» **Short exercise**: Return all of the lines below exactly as they are.

Start Data for this exercise

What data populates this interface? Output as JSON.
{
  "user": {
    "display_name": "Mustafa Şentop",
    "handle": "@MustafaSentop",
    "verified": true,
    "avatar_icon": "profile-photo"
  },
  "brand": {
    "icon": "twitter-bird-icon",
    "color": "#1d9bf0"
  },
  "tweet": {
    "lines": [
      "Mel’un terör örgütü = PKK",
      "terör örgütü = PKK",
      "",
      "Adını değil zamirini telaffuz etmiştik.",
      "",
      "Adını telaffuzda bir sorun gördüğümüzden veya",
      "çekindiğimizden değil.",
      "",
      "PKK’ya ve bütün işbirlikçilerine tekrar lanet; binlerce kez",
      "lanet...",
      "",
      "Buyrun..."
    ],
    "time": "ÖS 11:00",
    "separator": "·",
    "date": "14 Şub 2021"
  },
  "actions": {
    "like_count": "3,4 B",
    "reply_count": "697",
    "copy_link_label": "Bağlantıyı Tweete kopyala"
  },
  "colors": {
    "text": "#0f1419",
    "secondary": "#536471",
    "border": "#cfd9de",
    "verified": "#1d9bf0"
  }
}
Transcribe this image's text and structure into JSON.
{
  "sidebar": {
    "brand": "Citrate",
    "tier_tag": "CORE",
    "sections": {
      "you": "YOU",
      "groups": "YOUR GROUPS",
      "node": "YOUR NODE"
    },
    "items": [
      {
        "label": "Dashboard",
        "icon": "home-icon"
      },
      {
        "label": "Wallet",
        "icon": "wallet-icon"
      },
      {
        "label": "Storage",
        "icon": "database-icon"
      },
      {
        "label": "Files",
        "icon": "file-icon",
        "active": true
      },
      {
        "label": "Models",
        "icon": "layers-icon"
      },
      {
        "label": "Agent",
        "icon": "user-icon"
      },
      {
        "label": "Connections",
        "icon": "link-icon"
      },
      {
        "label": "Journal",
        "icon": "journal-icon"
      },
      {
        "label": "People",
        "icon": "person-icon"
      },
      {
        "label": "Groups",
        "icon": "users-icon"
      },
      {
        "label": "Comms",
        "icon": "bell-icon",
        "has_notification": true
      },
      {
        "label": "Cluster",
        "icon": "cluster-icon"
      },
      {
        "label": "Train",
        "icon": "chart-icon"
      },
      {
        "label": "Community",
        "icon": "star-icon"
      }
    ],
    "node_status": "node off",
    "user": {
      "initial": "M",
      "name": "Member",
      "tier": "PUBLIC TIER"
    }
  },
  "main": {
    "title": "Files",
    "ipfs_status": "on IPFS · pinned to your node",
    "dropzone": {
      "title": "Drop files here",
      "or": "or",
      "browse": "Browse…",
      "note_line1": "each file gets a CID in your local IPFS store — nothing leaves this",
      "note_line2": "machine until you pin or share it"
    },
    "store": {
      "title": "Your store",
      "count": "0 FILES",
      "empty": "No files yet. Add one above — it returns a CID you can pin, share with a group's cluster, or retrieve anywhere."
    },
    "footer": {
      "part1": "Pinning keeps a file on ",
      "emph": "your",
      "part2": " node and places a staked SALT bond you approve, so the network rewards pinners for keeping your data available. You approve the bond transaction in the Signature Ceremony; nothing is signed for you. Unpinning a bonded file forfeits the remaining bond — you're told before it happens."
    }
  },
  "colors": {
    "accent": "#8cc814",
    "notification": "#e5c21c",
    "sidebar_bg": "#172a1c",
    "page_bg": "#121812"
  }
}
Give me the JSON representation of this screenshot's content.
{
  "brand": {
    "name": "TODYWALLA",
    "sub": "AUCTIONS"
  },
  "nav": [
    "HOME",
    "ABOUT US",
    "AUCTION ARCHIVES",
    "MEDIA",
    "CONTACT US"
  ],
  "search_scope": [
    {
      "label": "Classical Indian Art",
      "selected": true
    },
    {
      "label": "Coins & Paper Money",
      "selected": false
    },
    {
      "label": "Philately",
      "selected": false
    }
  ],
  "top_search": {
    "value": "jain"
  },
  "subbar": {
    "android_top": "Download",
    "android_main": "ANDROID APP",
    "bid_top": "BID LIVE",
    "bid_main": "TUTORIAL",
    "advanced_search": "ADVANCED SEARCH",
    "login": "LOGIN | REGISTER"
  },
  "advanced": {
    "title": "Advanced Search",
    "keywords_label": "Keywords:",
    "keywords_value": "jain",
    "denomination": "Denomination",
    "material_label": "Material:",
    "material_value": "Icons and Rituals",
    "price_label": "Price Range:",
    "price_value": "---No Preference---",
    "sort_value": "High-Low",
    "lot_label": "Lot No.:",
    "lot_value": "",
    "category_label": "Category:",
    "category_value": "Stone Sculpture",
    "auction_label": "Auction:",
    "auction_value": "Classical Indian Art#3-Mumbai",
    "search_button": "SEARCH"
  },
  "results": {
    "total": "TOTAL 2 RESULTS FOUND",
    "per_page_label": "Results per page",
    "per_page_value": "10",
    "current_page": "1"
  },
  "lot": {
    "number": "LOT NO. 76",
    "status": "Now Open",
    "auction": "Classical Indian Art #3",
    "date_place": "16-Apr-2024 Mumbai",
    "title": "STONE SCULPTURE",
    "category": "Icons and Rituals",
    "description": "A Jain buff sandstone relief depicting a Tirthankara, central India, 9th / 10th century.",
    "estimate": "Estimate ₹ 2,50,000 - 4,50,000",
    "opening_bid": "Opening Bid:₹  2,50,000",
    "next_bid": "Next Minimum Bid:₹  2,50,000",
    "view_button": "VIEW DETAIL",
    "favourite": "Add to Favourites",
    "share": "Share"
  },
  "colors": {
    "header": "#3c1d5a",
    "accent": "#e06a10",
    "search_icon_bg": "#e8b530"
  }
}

End Data for this exercise

» **Full solution**:
What data populates this interface? Output as JSON.
{
  "user": {
    "display_name": "Mustafa Şentop",
    "handle": "@MustafaSentop",
    "verified": true,
    "avatar_icon": "profile-photo"
  },
  "brand": {
    "icon": "twitter-bird-icon",
    "color": "#1d9bf0"
  },
  "tweet": {
    "lines": [
      "Mel’un terör örgütü = PKK",
      "terör örgütü = PKK",
      "",
      "Adını değil zamirini telaffuz etmiştik.",
      "",
      "Adını telaffuzda bir sorun gördüğümüzden veya",
      "çekindiğimizden değil.",
      "",
      "PKK’ya ve bütün işbirlikçilerine tekrar lanet; binlerce kez",
      "lanet...",
      "",
      "Buyrun..."
    ],
    "time": "ÖS 11:00",
    "separator": "·",
    "date": "14 Şub 2021"
  },
  "actions": {
    "like_count": "3,4 B",
    "reply_count": "697",
    "copy_link_label": "Bağlantıyı Tweete kopyala"
  },
  "colors": {
    "text": "#0f1419",
    "secondary": "#536471",
    "border": "#cfd9de",
    "verified": "#1d9bf0"
  }
}
Transcribe this image's text and structure into JSON.
{
  "sidebar": {
    "brand": "Citrate",
    "tier_tag": "CORE",
    "sections": {
      "you": "YOU",
      "groups": "YOUR GROUPS",
      "node": "YOUR NODE"
    },
    "items": [
      {
        "label": "Dashboard",
        "icon": "home-icon"
      },
      {
        "label": "Wallet",
        "icon": "wallet-icon"
      },
      {
        "label": "Storage",
        "icon": "database-icon"
      },
      {
        "label": "Files",
        "icon": "file-icon",
        "active": true
      },
      {
        "label": "Models",
        "icon": "layers-icon"
      },
      {
        "label": "Agent",
        "icon": "user-icon"
      },
      {
        "label": "Connections",
        "icon": "link-icon"
      },
      {
        "label": "Journal",
        "icon": "journal-icon"
      },
      {
        "label": "People",
        "icon": "person-icon"
      },
      {
        "label": "Groups",
        "icon": "users-icon"
      },
      {
        "label": "Comms",
        "icon": "bell-icon",
        "has_notification": true
      },
      {
        "label": "Cluster",
        "icon": "cluster-icon"
      },
      {
        "label": "Train",
        "icon": "chart-icon"
      },
      {
        "label": "Community",
        "icon": "star-icon"
      }
    ],
    "node_status": "node off",
    "user": {
      "initial": "M",
      "name": "Member",
      "tier": "PUBLIC TIER"
    }
  },
  "main": {
    "title": "Files",
    "ipfs_status": "on IPFS · pinned to your node",
    "dropzone": {
      "title": "Drop files here",
      "or": "or",
      "browse": "Browse…",
      "note_line1": "each file gets a CID in your local IPFS store — nothing leaves this",
      "note_line2": "machine until you pin or share it"
    },
    "store": {
      "title": "Your store",
      "count": "0 FILES",
      "empty": "No files yet. Add one above — it returns a CID you can pin, share with a group's cluster, or retrieve anywhere."
    },
    "footer": {
      "part1": "Pinning keeps a file on ",
      "emph": "your",
      "part2": " node and places a staked SALT bond you approve, so the network rewards pinners for keeping your data available. You approve the bond transaction in the Signature Ceremony; nothing is signed for you. Unpinning a bonded file forfeits the remaining bond — you're told before it happens."
    }
  },
  "colors": {
    "accent": "#8cc814",
    "notification": "#e5c21c",
    "sidebar_bg": "#172a1c",
    "page_bg": "#121812"
  }
}
Give me the JSON representation of this screenshot's content.
{
  "brand": {
    "name": "TODYWALLA",
    "sub": "AUCTIONS"
  },
  "nav": [
    "HOME",
    "ABOUT US",
    "AUCTION ARCHIVES",
    "MEDIA",
    "CONTACT US"
  ],
  "search_scope": [
    {
      "label": "Classical Indian Art",
      "selected": true
    },
    {
      "label": "Coins & Paper Money",
      "selected": false
    },
    {
      "label": "Philately",
      "selected": false
    }
  ],
  "top_search": {
    "value": "jain"
  },
  "subbar": {
    "android_top": "Download",
    "android_main": "ANDROID APP",
    "bid_top": "BID LIVE",
    "bid_main": "TUTORIAL",
    "advanced_search": "ADVANCED SEARCH",
    "login": "LOGIN | REGISTER"
  },
  "advanced": {
    "title": "Advanced Search",
    "keywords_label": "Keywords:",
    "keywords_value": "jain",
    "denomination": "Denomination",
    "material_label": "Material:",
    "material_value": "Icons and Rituals",
    "price_label": "Price Range:",
    "price_value": "---No Preference---",
    "sort_value": "High-Low",
    "lot_label": "Lot No.:",
    "lot_value": "",
    "category_label": "Category:",
    "category_value": "Stone Sculpture",
    "auction_label": "Auction:",
    "auction_value": "Classical Indian Art#3-Mumbai",
    "search_button": "SEARCH"
  },
  "results": {
    "total": "TOTAL 2 RESULTS FOUND",
    "per_page_label": "Results per page",
    "per_page_value": "10",
    "current_page": "1"
  },
  "lot": {
    "number": "LOT NO. 76",
    "status": "Now Open",
    "auction": "Classical Indian Art #3",
    "date_place": "16-Apr-2024 Mumbai",
    "title": "STONE SCULPTURE",
    "category": "Icons and Rituals",
    "description": "A Jain buff sandstone relief depicting a Tirthankara, central India, 9th / 10th century.",
    "estimate": "Estimate ₹ 2,50,000 - 4,50,000",
    "opening_bid": "Opening Bid:₹  2,50,000",
    "next_bid": "Next Minimum Bid:₹  2,50,000",
    "view_button": "VIEW DETAIL",
    "favourite": "Add to Favourites",
    "share": "Share"
  },
  "colors": {
    "header": "#3c1d5a",
    "accent": "#e06a10",
    "search_icon_bg": "#e8b530"
  }
}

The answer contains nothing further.